§ Your task
Search the material below for the string "name" and extract each line that has it.

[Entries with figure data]

(begin)

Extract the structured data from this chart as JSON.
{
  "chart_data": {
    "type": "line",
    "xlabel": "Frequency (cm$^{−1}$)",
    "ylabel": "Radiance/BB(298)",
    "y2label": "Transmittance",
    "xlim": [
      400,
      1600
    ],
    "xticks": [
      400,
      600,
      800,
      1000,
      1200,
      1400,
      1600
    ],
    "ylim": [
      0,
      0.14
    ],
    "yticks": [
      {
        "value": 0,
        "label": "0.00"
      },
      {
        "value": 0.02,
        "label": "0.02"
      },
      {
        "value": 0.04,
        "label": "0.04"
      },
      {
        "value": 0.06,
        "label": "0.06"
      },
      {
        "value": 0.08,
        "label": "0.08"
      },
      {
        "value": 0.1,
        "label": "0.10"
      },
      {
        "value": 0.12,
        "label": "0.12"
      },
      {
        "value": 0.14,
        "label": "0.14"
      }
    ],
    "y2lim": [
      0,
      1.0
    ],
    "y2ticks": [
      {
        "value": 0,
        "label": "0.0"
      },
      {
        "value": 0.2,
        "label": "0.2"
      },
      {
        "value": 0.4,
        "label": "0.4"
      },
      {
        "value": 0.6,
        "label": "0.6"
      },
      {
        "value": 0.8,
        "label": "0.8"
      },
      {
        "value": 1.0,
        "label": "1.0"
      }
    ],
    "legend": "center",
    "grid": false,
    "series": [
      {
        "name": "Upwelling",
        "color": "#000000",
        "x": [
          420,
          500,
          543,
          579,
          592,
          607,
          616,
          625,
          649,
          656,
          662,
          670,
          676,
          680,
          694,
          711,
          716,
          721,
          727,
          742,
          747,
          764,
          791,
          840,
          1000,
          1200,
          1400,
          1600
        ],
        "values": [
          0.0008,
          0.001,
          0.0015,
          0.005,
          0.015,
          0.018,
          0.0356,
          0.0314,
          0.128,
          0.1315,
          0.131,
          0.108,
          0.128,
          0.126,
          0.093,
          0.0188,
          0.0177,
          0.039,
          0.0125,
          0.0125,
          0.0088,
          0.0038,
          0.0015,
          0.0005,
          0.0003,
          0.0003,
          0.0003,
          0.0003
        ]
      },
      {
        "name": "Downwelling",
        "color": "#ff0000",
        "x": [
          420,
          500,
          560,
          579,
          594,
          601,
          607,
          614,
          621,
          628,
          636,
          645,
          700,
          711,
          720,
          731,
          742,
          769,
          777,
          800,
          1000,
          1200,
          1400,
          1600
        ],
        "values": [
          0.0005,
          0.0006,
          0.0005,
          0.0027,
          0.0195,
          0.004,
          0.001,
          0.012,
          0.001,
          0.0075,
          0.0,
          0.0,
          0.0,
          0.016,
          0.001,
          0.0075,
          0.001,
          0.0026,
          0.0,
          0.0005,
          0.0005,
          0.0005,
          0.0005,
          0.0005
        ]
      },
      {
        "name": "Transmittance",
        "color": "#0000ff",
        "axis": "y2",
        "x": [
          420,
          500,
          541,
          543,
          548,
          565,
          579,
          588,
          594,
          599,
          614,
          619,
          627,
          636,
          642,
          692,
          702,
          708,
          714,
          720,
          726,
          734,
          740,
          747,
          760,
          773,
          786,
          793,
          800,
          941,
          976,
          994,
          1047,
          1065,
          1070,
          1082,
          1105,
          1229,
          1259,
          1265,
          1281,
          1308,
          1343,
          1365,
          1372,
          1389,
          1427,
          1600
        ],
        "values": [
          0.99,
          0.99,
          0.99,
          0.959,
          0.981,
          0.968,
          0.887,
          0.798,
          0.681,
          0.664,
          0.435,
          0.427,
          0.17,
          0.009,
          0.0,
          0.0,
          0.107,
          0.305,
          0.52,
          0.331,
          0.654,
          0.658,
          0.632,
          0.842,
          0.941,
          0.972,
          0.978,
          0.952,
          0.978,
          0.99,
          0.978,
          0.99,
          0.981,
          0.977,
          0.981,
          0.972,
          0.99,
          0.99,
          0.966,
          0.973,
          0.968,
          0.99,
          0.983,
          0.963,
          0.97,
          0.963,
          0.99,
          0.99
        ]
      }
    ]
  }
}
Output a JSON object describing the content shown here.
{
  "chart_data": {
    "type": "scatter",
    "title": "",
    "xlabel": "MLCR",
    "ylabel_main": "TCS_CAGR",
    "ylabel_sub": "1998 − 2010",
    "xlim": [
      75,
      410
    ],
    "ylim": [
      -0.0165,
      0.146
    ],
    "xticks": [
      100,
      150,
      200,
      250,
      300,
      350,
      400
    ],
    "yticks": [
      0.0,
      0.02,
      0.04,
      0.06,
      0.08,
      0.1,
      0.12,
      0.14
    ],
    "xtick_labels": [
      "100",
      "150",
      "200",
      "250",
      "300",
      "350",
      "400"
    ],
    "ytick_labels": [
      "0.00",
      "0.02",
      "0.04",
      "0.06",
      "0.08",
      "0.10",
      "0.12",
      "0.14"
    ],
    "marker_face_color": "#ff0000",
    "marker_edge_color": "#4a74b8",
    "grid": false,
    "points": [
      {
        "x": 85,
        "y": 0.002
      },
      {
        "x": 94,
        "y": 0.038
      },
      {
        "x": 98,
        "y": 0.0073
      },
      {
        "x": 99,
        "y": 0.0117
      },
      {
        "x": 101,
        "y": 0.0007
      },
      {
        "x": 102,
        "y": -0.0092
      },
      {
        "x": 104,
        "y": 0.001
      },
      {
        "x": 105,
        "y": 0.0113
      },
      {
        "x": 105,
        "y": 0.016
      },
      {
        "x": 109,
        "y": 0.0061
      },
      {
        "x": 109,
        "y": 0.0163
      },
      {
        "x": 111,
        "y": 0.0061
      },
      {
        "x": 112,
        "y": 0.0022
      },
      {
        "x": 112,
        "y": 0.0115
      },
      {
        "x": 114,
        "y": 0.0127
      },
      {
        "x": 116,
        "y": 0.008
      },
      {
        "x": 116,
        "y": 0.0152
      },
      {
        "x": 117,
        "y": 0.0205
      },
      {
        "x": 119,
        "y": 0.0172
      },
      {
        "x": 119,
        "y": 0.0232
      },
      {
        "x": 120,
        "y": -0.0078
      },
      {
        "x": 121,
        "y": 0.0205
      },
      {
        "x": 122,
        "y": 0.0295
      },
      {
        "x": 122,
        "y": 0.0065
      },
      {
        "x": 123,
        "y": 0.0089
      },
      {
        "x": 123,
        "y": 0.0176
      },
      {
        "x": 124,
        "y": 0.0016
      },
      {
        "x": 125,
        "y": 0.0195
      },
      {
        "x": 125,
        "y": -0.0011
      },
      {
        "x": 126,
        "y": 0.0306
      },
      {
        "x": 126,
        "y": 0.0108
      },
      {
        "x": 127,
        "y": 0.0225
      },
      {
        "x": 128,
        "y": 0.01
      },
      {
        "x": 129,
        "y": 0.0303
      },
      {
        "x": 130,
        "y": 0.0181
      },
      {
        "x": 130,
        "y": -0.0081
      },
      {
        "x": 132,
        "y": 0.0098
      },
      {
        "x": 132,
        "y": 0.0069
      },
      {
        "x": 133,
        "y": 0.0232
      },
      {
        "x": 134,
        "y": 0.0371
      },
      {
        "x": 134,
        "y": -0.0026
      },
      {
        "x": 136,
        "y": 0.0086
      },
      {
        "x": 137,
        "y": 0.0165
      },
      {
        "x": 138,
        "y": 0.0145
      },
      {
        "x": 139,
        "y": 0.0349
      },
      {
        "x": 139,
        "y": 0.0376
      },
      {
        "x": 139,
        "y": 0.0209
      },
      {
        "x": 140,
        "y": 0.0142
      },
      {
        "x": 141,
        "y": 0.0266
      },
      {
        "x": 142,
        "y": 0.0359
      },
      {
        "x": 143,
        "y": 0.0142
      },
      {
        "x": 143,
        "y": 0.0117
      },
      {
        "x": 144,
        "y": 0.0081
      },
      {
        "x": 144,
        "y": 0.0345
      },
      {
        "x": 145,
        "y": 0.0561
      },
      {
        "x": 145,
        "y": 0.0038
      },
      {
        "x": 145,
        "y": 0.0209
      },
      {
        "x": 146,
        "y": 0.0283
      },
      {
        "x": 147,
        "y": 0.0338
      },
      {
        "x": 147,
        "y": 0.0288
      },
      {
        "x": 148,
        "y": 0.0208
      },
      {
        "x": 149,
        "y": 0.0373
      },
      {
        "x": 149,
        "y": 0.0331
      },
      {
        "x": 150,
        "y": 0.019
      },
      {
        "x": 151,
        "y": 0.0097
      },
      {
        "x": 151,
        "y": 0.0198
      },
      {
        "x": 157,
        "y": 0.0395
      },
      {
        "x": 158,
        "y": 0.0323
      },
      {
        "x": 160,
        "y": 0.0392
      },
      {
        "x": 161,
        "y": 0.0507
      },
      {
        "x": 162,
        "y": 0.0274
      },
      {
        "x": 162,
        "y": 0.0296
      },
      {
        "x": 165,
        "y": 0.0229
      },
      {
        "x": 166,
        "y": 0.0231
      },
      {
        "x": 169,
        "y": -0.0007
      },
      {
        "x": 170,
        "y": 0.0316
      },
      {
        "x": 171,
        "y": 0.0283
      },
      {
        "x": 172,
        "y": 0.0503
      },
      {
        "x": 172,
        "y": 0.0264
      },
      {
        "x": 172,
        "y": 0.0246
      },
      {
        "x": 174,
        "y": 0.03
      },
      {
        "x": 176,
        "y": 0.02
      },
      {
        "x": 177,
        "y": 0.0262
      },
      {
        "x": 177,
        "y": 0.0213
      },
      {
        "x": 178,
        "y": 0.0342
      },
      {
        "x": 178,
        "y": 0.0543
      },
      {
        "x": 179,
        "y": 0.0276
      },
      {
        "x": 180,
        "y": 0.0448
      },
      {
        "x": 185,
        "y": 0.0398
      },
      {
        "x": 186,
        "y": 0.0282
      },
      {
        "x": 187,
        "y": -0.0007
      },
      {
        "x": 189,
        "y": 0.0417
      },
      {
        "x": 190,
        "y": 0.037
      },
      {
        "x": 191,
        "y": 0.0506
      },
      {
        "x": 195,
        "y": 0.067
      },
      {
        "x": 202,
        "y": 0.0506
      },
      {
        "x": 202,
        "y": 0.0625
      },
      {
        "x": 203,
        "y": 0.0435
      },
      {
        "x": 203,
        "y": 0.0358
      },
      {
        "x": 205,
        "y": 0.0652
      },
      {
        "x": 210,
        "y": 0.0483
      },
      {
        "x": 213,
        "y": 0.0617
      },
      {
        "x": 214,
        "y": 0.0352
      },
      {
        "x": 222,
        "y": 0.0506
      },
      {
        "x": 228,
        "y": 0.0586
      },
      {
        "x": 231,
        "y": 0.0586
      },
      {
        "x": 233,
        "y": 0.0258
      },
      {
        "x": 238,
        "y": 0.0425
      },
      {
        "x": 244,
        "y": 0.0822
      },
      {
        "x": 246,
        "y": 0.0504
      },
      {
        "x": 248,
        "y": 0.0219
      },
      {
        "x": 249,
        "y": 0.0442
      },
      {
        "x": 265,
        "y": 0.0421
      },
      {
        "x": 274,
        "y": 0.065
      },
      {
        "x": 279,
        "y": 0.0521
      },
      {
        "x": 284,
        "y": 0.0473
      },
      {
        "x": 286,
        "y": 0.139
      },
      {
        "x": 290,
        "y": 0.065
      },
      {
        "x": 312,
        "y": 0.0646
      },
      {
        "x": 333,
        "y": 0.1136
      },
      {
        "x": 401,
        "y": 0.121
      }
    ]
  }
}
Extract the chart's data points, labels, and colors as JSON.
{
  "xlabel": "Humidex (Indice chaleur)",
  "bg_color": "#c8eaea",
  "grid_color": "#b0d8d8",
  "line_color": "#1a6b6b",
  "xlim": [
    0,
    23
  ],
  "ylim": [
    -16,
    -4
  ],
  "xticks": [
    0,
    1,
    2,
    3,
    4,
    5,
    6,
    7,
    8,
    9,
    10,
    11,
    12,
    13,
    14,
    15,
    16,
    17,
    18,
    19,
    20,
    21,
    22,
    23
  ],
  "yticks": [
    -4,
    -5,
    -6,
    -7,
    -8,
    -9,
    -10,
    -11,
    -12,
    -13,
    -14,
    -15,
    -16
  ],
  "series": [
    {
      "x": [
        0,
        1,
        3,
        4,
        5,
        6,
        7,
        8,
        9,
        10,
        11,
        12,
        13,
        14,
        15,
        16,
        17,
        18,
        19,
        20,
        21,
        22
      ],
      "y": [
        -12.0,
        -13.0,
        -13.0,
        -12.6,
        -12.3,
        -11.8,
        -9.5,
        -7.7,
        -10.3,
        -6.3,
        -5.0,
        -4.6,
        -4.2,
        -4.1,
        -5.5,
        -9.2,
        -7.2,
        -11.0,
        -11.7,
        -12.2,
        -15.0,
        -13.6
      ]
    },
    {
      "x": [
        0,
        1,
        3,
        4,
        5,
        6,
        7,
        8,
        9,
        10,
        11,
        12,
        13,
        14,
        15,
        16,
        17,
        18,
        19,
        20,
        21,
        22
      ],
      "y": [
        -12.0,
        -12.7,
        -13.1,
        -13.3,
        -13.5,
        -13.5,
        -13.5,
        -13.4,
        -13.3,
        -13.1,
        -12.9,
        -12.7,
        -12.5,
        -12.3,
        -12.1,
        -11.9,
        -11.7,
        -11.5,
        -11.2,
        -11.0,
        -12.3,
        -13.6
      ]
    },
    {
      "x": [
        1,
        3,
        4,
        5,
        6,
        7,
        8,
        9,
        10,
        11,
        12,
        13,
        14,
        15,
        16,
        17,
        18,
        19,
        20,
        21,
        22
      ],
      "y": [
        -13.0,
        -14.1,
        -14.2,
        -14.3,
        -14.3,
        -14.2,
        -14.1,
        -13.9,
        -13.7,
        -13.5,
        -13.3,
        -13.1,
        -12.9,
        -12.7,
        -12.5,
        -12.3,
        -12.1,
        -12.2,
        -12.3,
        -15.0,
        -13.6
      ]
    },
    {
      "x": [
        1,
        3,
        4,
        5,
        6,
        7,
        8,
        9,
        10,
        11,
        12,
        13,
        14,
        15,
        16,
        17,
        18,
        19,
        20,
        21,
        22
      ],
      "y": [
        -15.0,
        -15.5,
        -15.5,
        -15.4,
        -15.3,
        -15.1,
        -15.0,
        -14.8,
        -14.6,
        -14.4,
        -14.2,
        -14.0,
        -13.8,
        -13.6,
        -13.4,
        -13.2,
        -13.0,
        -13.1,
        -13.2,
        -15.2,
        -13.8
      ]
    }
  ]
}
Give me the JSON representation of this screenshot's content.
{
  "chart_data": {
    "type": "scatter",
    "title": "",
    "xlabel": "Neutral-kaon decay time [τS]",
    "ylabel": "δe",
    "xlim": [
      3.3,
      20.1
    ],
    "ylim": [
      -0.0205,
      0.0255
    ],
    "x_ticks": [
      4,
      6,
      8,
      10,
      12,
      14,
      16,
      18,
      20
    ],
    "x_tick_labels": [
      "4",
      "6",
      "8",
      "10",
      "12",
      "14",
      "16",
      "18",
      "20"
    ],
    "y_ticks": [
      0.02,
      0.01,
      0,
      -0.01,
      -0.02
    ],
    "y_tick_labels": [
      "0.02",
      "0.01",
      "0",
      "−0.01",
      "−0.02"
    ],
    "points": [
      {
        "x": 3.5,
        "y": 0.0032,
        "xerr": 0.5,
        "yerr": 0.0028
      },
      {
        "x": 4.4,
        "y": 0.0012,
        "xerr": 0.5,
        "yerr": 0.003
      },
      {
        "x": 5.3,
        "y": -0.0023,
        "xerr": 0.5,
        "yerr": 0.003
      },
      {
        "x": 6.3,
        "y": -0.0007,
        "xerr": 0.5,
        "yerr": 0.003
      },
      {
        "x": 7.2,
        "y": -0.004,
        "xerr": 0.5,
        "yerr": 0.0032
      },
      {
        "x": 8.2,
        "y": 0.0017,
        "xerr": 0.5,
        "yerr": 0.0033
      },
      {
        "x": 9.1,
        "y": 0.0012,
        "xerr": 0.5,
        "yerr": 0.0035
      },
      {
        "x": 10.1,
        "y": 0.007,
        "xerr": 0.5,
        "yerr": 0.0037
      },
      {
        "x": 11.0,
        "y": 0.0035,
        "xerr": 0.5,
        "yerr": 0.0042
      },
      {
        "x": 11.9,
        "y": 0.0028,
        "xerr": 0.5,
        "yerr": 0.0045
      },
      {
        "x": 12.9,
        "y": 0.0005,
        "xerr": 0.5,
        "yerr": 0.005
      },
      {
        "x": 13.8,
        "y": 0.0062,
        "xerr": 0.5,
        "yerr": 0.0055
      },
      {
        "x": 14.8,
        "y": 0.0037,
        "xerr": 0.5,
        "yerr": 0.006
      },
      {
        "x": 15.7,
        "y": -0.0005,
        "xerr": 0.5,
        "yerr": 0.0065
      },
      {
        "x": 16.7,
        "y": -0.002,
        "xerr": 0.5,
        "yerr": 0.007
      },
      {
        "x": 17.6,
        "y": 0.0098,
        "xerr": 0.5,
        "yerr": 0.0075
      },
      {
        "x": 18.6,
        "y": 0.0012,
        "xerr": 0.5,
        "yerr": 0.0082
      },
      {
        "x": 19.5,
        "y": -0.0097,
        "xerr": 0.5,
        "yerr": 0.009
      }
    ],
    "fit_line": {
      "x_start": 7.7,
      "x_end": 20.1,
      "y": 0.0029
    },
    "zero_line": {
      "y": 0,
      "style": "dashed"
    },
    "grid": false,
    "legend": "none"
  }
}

(end)

§ Task answer
        "name": "Upwelling",
        "name": "Downwelling",
        "name": "Transmittance",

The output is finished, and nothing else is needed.